### PROBLEM DESCRIPTION
Could you write out the lines from the one with "Patent image size: (1046, 1390)." up to and including the one with "The main swashplate rotating", swapping "simplified perspective depiction" for "simplified perspective view" and keeping everything else unchanged?

### DATA LISTING
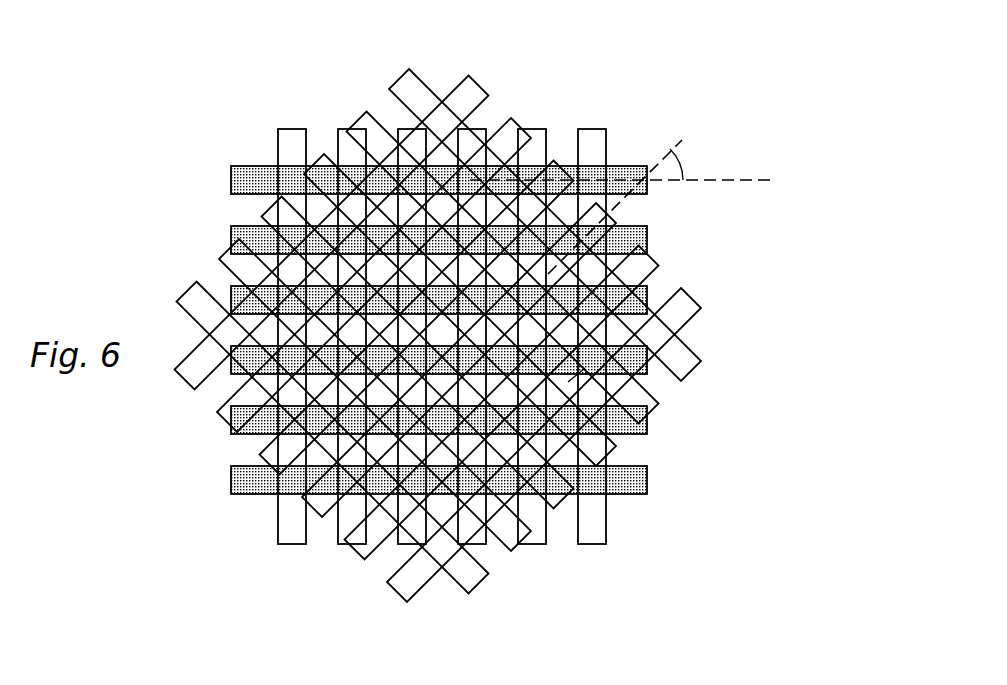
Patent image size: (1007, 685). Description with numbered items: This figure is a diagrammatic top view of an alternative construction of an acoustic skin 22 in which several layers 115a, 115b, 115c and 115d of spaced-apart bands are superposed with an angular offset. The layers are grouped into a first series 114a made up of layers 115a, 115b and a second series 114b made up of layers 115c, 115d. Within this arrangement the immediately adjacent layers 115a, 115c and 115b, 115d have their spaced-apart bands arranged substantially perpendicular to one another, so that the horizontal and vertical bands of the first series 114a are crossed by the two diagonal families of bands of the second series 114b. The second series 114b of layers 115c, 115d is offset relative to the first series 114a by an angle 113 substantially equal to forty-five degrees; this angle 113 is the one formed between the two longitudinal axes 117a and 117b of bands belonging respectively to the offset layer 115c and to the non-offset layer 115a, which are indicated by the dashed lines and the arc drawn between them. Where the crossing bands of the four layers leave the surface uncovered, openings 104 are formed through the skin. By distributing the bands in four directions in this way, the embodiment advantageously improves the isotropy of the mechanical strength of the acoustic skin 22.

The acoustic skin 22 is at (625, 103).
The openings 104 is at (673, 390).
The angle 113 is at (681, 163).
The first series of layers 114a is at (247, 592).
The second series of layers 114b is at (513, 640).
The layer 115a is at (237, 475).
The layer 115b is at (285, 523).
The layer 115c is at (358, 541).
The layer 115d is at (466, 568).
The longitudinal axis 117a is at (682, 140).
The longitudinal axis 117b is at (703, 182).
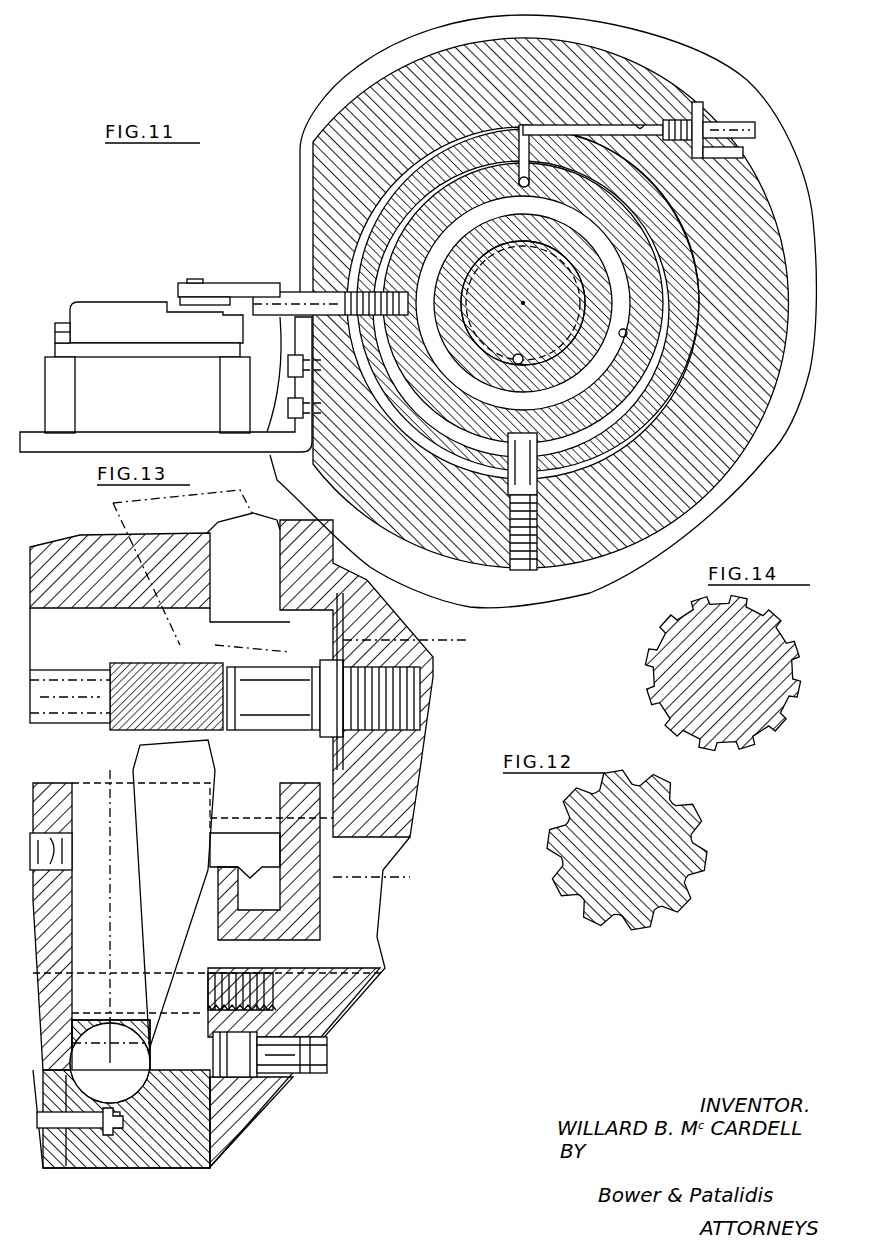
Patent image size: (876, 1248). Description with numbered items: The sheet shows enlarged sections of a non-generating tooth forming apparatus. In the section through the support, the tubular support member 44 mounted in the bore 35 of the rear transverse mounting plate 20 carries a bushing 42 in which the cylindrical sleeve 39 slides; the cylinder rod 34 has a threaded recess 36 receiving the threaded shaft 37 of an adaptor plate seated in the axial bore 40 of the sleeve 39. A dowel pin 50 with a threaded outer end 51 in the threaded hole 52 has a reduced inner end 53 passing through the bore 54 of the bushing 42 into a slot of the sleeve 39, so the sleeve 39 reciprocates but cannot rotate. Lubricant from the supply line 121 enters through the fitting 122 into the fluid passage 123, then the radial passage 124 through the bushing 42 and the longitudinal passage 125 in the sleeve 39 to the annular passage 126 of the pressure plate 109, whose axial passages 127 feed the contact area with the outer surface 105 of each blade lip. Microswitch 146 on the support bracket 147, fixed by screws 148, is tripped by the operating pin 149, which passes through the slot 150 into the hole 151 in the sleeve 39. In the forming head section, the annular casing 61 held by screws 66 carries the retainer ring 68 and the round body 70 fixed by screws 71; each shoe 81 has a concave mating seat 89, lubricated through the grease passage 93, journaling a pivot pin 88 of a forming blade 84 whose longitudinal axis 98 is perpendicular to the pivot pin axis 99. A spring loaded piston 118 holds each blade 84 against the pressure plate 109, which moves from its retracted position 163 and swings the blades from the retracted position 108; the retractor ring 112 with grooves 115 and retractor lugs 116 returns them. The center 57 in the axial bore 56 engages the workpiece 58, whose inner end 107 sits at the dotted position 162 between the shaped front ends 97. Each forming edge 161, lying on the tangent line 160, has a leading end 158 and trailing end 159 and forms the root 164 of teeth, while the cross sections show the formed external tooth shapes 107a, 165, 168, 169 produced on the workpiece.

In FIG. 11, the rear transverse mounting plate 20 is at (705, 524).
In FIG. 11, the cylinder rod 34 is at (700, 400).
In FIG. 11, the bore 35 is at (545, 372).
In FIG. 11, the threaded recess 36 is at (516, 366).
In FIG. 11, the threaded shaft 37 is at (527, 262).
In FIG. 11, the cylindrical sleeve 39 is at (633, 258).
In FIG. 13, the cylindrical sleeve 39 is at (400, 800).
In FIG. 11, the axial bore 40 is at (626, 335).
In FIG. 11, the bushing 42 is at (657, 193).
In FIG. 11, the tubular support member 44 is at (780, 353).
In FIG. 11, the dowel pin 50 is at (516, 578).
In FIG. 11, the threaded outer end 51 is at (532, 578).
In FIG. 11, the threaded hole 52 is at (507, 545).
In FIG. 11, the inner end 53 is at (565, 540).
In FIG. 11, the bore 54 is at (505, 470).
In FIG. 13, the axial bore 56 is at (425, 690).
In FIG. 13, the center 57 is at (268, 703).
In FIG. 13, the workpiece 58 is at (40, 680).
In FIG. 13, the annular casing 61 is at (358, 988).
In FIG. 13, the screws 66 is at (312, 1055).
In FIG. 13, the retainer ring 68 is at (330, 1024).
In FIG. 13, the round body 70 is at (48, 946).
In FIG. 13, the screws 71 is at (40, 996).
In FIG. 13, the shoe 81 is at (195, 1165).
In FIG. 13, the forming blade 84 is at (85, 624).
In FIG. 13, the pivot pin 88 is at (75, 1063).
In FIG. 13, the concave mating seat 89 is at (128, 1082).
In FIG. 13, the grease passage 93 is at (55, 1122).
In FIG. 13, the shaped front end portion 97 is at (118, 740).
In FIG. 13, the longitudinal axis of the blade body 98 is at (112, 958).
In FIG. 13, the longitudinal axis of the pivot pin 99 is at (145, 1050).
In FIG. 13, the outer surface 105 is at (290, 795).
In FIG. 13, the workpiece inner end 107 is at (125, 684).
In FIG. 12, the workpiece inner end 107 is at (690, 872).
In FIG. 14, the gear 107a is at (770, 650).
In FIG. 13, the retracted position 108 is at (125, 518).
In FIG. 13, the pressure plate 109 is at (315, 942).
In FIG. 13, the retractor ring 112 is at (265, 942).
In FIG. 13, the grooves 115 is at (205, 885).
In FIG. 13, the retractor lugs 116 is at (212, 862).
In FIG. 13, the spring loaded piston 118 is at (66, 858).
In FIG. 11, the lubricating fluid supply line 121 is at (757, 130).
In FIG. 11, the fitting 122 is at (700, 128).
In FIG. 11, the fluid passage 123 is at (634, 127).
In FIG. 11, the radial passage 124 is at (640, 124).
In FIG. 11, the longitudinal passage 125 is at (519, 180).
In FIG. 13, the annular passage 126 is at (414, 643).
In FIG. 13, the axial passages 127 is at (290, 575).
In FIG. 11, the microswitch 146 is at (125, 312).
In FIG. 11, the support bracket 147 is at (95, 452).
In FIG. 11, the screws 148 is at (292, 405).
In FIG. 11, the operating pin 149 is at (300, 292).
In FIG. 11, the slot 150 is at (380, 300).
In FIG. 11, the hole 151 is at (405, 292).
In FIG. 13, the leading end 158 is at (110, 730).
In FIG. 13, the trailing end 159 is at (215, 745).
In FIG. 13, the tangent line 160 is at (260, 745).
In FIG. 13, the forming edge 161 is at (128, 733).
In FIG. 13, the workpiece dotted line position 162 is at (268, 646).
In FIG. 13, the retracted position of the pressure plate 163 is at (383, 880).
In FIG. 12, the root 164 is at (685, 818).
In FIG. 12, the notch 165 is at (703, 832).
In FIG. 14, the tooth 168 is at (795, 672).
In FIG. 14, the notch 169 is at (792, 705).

---

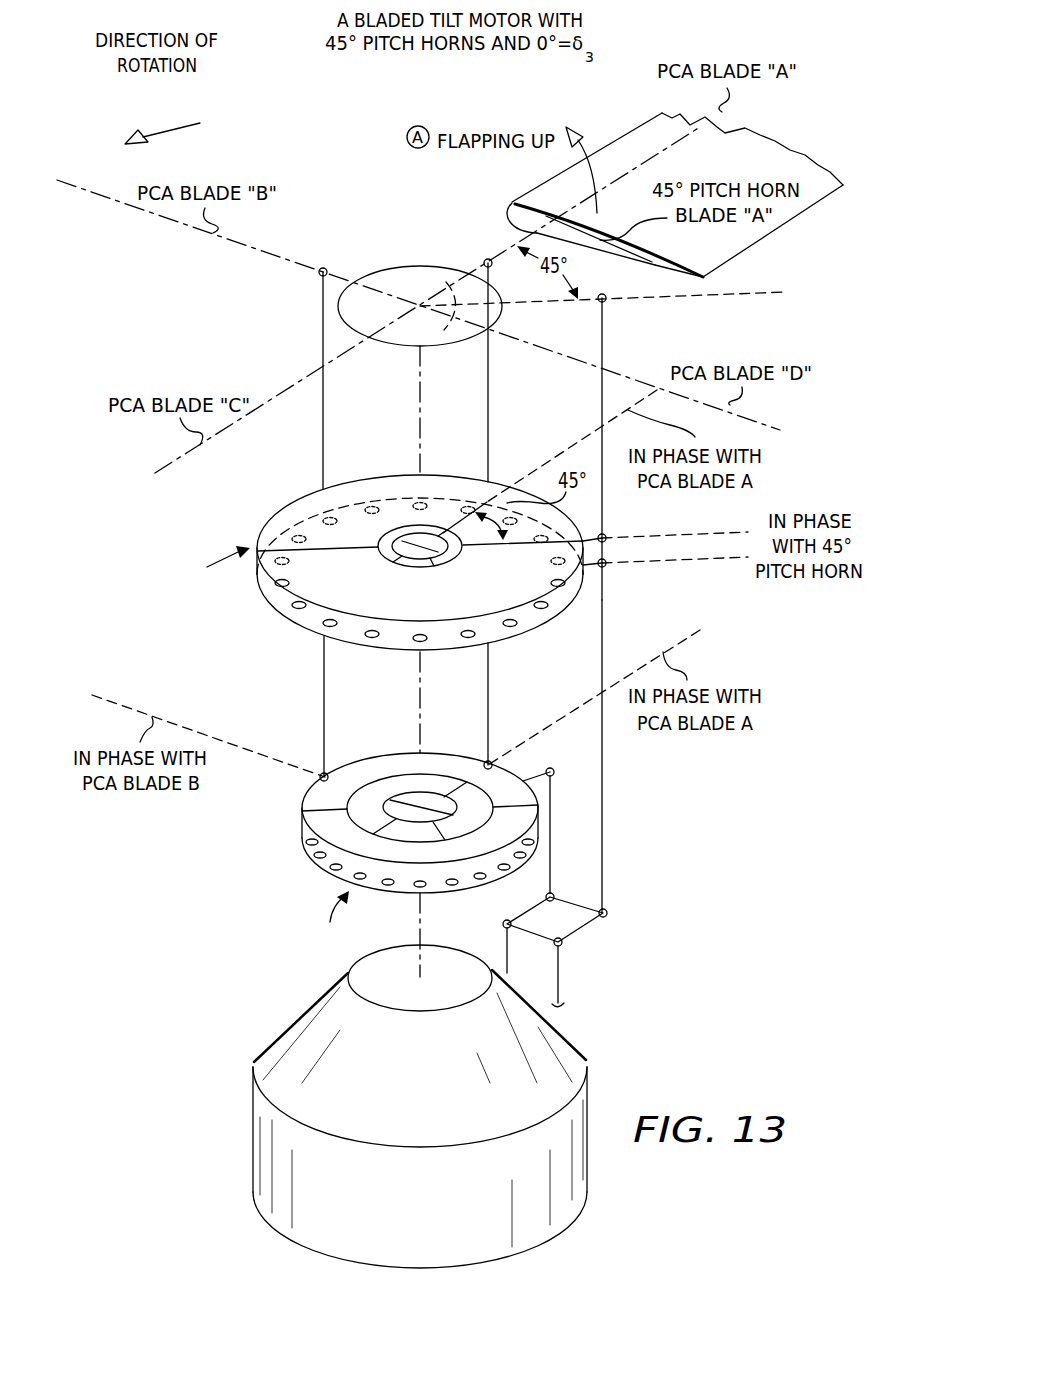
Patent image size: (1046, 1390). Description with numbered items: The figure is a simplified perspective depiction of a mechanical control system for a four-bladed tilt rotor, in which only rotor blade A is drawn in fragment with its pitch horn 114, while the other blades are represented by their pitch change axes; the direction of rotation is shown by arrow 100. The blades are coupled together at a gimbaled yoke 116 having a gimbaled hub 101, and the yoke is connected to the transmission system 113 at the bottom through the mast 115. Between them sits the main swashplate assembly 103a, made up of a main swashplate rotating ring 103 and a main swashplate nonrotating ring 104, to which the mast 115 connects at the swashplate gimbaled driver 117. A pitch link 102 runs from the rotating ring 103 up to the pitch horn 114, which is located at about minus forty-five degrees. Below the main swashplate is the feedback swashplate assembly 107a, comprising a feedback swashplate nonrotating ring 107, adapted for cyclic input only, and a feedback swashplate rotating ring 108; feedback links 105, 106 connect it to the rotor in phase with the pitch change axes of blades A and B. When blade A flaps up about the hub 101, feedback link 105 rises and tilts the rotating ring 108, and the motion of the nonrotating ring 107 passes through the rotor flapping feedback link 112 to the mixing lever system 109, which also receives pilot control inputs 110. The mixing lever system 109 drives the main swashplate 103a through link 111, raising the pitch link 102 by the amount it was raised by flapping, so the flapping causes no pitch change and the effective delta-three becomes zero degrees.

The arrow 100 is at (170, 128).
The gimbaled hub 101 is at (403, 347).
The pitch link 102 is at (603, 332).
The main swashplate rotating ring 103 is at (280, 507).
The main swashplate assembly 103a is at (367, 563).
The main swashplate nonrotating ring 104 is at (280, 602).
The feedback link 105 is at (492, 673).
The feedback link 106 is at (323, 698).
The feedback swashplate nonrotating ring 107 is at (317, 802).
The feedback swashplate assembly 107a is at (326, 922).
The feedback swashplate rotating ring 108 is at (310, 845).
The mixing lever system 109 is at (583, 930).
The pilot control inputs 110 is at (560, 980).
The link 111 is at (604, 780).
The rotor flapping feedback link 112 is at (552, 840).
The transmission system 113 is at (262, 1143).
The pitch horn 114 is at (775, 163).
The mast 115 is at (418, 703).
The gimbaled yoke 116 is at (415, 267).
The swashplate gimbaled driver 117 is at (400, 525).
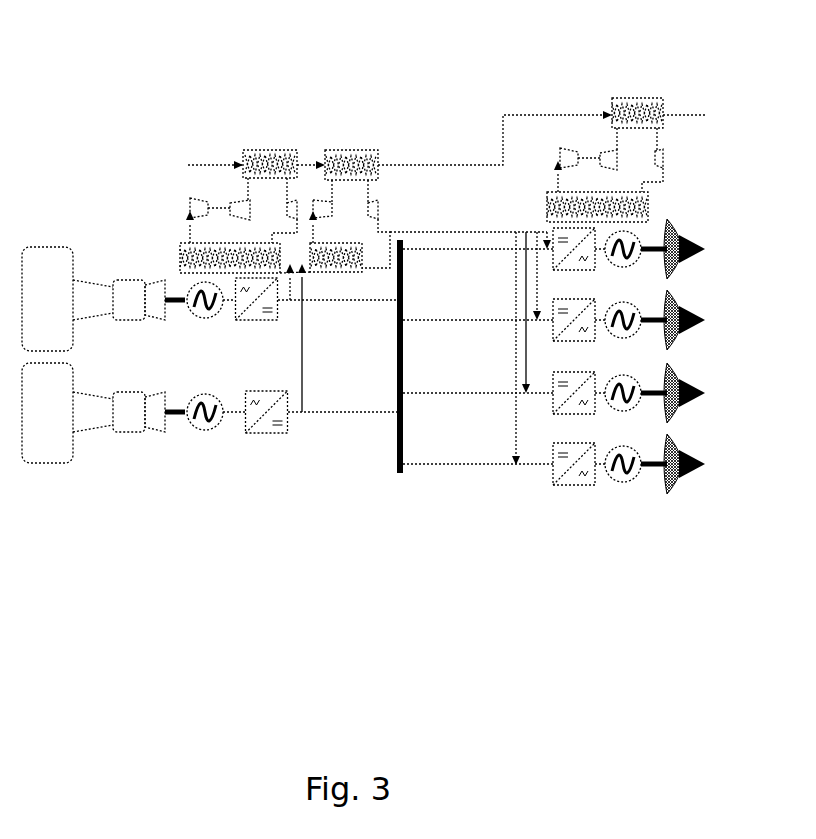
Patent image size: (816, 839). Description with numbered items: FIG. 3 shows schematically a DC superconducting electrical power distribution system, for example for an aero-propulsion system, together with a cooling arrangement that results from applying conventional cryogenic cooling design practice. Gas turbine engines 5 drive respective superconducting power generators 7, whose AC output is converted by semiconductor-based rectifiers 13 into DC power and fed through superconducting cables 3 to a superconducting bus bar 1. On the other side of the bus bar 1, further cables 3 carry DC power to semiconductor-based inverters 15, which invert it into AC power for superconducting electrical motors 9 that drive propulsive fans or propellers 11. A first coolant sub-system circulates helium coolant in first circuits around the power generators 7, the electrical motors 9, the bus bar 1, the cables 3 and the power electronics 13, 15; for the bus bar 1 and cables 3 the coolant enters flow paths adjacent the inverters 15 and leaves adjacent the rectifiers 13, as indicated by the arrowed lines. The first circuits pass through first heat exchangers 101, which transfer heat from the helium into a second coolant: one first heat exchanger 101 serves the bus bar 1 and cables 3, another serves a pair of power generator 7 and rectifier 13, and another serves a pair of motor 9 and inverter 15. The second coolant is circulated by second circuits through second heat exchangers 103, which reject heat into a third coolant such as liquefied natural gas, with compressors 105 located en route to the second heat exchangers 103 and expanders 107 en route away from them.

### WRITTEN RESPONSE
Patent image size: (1046, 1390). Description with numbered items: The figure is a simplified perspective view of a mechanical control system for a four-bladed tilt rotor, in which only rotor blade A is drawn in fragment with its pitch horn 114, while the other blades are represented by their pitch change axes; the direction of rotation is shown by arrow 100. The blades are coupled together at a gimbaled yoke 116 having a gimbaled hub 101, and the yoke is connected to the transmission system 113 at the bottom through the mast 115. Between them sits the main swashplate assembly 103a, made up of a main swashplate rotating ring 103 and a main swashplate nonrotating ring 104, to which the mast 115 connects at the swashplate gimbaled driver 117. A pitch link 102 runs from the rotating ring 103 up to the pitch horn 114, which is located at about minus forty-five degrees. Below the main swashplate is the feedback swashplate assembly 107a, comprising a feedback swashplate nonrotating ring 107, adapted for cyclic input only, and a feedback swashplate rotating ring 108; feedback links 105, 106 connect it to the rotor in phase with the pitch change axes of blades A and B. When blade A flaps up about the hub 101, feedback link 105 rises and tilts the rotating ring 108, and the motion of the nonrotating ring 107 passes through the rotor flapping feedback link 112 to the mixing lever system 109, which also receives pilot control inputs 110. The mixing lever system 109 drives the main swashplate 103a through link 111, raising the pitch link 102 by the amount it was raised by flapping, so the flapping causes no pitch change and the effective delta-three becomes zero degrees.

The arrow 100 is at (170, 128).
The gimbaled hub 101 is at (403, 347).
The pitch link 102 is at (603, 332).
The main swashplate rotating ring 103 is at (280, 507).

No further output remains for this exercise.